Stored dataset items:
— Begin —

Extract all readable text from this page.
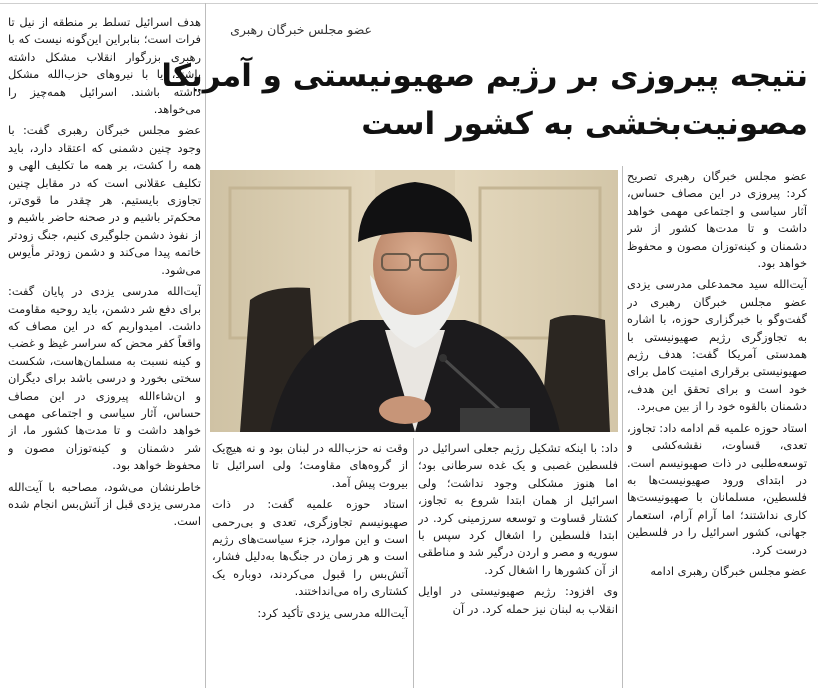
عضو مجلس خبرگان رهبری
نتیجه پیروزی بر رژیم صهیونیستی و آمریکا
مصونیت‌بخشی به کشور است

عضو مجلس خبرگان رهبری تصریح کرد: پیروزی در این مصاف حساس، آثار سیاسی و اجتماعی مهمی خواهد داشت و تا مدت‌ها کشور از شر دشمنان و کینه‌توزان مصون و محفوظ خواهد بود.

آیت‌الله سید محمدعلی مدرسی یزدی عضو مجلس خبرگان رهبری در گفت‌وگو با خبرگزاری حوزه، با اشاره به تجاوزگری رژیم صهیونیستی با همدستی آمریکا گفت: هدف رژیم صهیونیستی برقراری امنیت کامل برای خود است و برای تحقق این هدف، دشمنان بالقوه خود را از بین می‌برد.

استاد حوزه علمیه قم ادامه داد: تجاوز، تعدی، قساوت، نقشه‌کشی و توسعه‌طلبی در ذات صهیونیسم است. در ابتدای ورود صهیونیست‌ها به فلسطین، مسلمانان با صهیونیست‌ها کاری نداشتند؛ اما آرام آرام، استعمار جهانی، کشور اسرائیل را در فلسطین درست کرد.

عضو مجلس خبرگان رهبری ادامه

داد: با اینکه تشکیل رژیم جعلی اسرائیل در فلسطین غصبی و یک غده سرطانی بود؛ اما هنوز مشکلی وجود نداشت؛ ولی اسرائیل از همان ابتدا شروع به تجاوز، کشتار قساوت و توسعه سرزمینی کرد. در ابتدا فلسطین را اشغال کرد سپس با سوریه و مصر و اردن درگیر شد و مناطقی از آن کشورها را اشغال کرد.

وی افزود: رژیم صهیونیستی در اوایل انقلاب به لبنان نیز حمله کرد. در آن

وقت نه حزب‌الله در لبنان بود و نه هیچ‌یک از گروه‌های مقاومت؛ ولی اسرائیل تا بیروت پیش آمد.

استاد حوزه علمیه گفت: در ذات صهیونیسم تجاوزگری، تعدی و بی‌رحمی است و این موارد، جزء سیاست‌های رژیم است و هر زمان در جنگ‌ها به‌دلیل فشار، آتش‌بس را قبول می‌کردند، دوباره یک کشتاری راه می‌انداختند.

آیت‌الله مدرسی یزدی تأکید کرد:

هدف اسرائیل تسلط بر منطقه از نیل تا فرات است؛ بنابراین این‌گونه نیست که با رهبری بزرگوار انقلاب مشکل داشته باشند، یا با نیروهای حزب‌الله مشکل داشته باشند. اسرائیل همه‌چیز را می‌خواهد.

عضو مجلس خبرگان رهبری گفت: با وجود چنین دشمنی که اعتقاد دارد، باید همه را کشت، بر همه ما تکلیف الهی و تکلیف عقلانی است که در مقابل چنین تجاوزی بایستیم. هر چقدر ما قوی‌تر، محکم‌تر باشیم و در صحنه حاضر باشیم و از نفوذ دشمن جلوگیری کنیم، جنگ زودتر خاتمه پیدا می‌کند و دشمن زودتر مأیوس می‌شود.

آیت‌الله مدرسی یزدی در پایان گفت: برای دفع شر دشمن، باید روحیه مقاومت داشت. امیدواریم که در این مصاف که واقعاً کفر محض که سراسر غیظ و غضب و کینه نسبت به مسلمان‌هاست، شکست سختی بخورد و درسی باشد برای دیگران و ان‌شاءالله پیروزی در این مصاف حساس، آثار سیاسی و اجتماعی مهمی خواهد داشت و تا مدت‌ها کشور ما، از شر دشمنان و کینه‌توزان مصون و محفوظ خواهد بود.

خاطرنشان می‌شود، مصاحبه با آیت‌الله مدرسی یزدی قبل از آتش‌بس انجام شده است.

— End —

- Goal: Scan the material and collect every line that contains "صهیونیسم".

- Exercise solution:
استاد حوزه علمیه قم ادامه داد: تجاوز، تعدی، قساوت، نقشه‌کشی و توسعه‌طلبی در ذات صهیونیسم است. در ابتدای ورود صهیونیست‌ها به فلسطین، مسلمانان با صهیونیست‌ها کاری نداشتند؛ اما آرام آرام، استعمار جهانی، کشور اسرائیل را در فلسطین درست کرد.
استاد حوزه علمیه گفت: در ذات صهیونیسم تجاوزگری، تعدی و بی‌رحمی است و این موارد، جزء سیاست‌های رژیم است و هر زمان در جنگ‌ها به‌دلیل فشار، آتش‌بس را قبول می‌کردند، دوباره یک کشتاری راه می‌انداختند.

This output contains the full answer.